Provided entries »
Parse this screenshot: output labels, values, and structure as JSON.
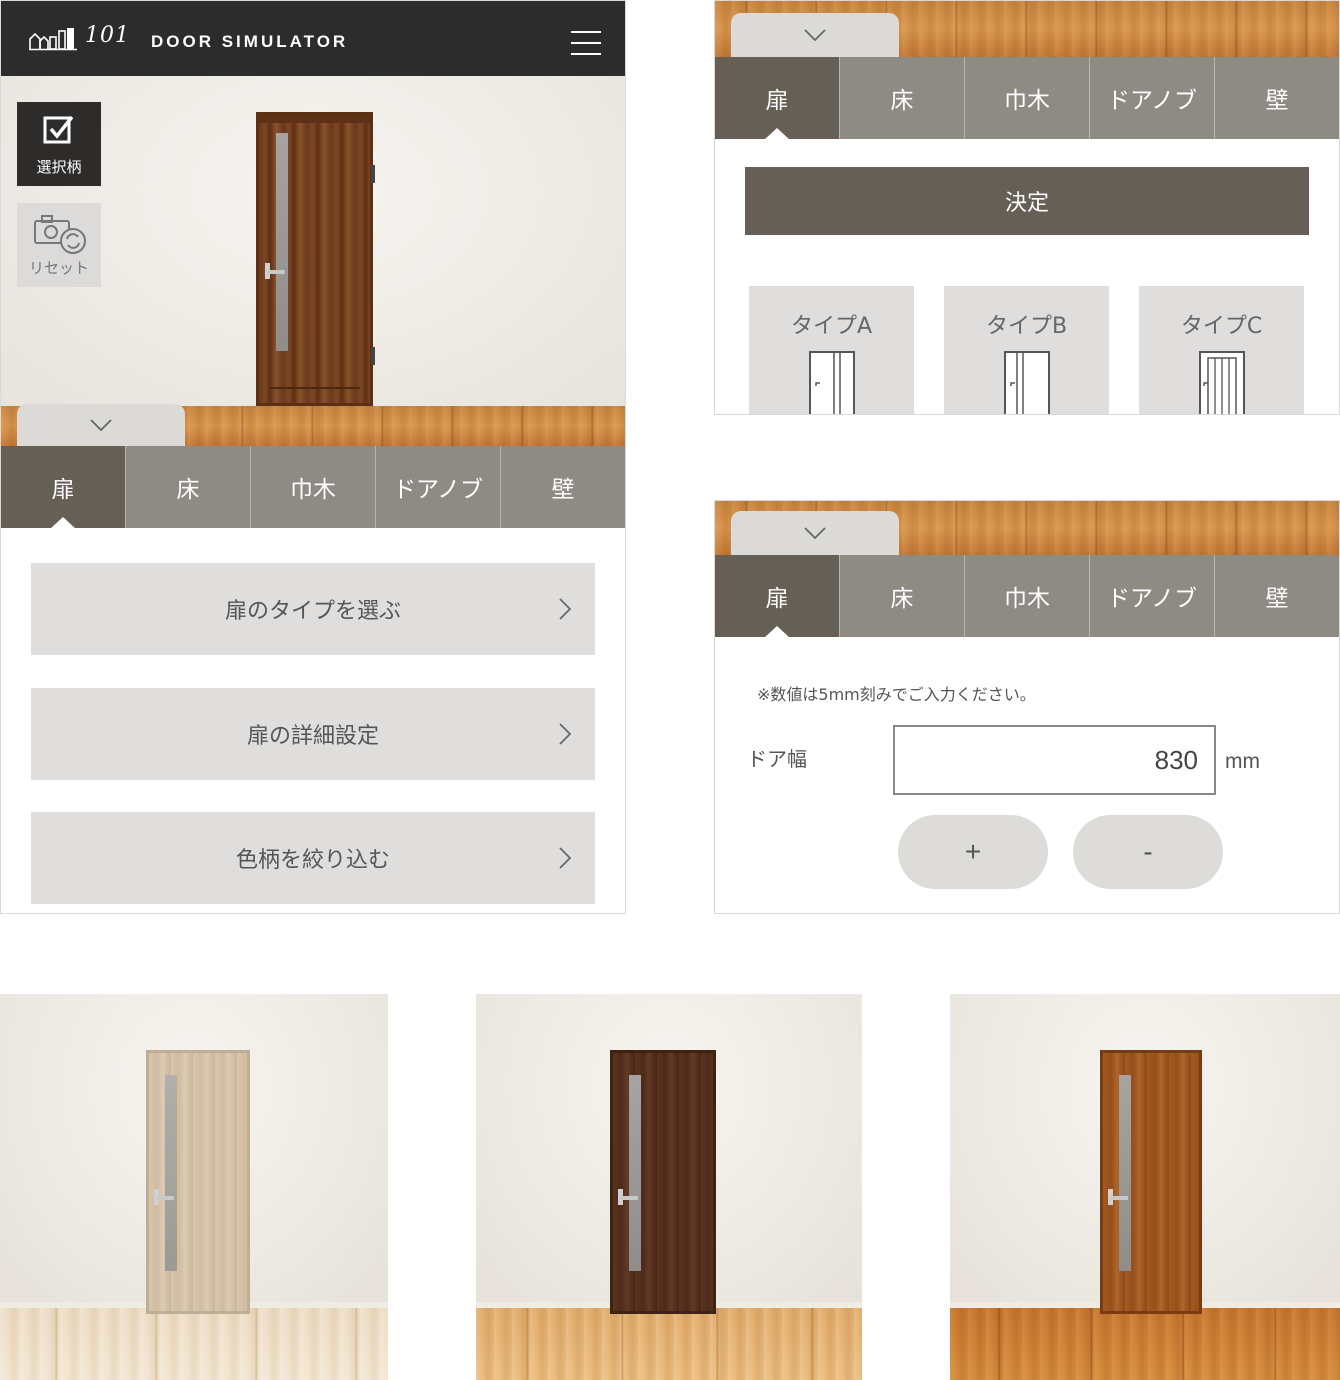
{
  "header": {
    "logo_number": "101",
    "title": "DOOR SIMULATOR"
  },
  "side_buttons": {
    "selected": "選択柄",
    "reset": "リセット"
  },
  "tabs": [
    "扉",
    "床",
    "巾木",
    "ドアノブ",
    "壁"
  ],
  "main_menu": [
    "扉のタイプを選ぶ",
    "扉の詳細設定",
    "色柄を絞り込む"
  ],
  "type_panel": {
    "decide": "決定",
    "types": [
      "タイプA",
      "タイプB",
      "タイプC"
    ]
  },
  "size_panel": {
    "note": "※数値は5mm刻みでご入力ください。",
    "width_label": "ドア幅",
    "width_value": "830",
    "unit": "mm",
    "plus": "+",
    "minus": "-"
  },
  "colors": {
    "header_bg": "#2c2c2c",
    "tab_active": "#665f56",
    "tab_inactive": "#8e8a84",
    "menu_button": "#dfdedc"
  }
}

Given problem »
Repeat all of the data above word for word, minus the pictures.

Output for this exercise »
Parse this screenshot: output labels, values, and structure as JSON.
{
  "header": {
    "logo_number": "101",
    "title": "DOOR SIMULATOR"
  },
  "side_buttons": {
    "selected": "選択柄",
    "reset": "リセット"
  },
  "tabs": [
    "扉",
    "床",
    "巾木",
    "ドアノブ",
    "壁"
  ],
  "main_menu": [
    "扉のタイプを選ぶ",
    "扉の詳細設定",
    "色柄を絞り込む"
  ],
  "type_panel": {
    "decide": "決定",
    "types": [
      "タイプA",
      "タイプB",
      "タイプC"
    ]
  },
  "size_panel": {
    "note": "※数値は5mm刻みでご入力ください。",
    "width_label": "ドア幅",
    "width_value": "830",
    "unit": "mm",
    "plus": "+",
    "minus": "-"
  },
  "colors": {
    "header_bg": "#2c2c2c",
    "tab_active": "#665f56",
    "tab_inactive": "#8e8a84",
    "menu_button": "#dfdedc"
  }
}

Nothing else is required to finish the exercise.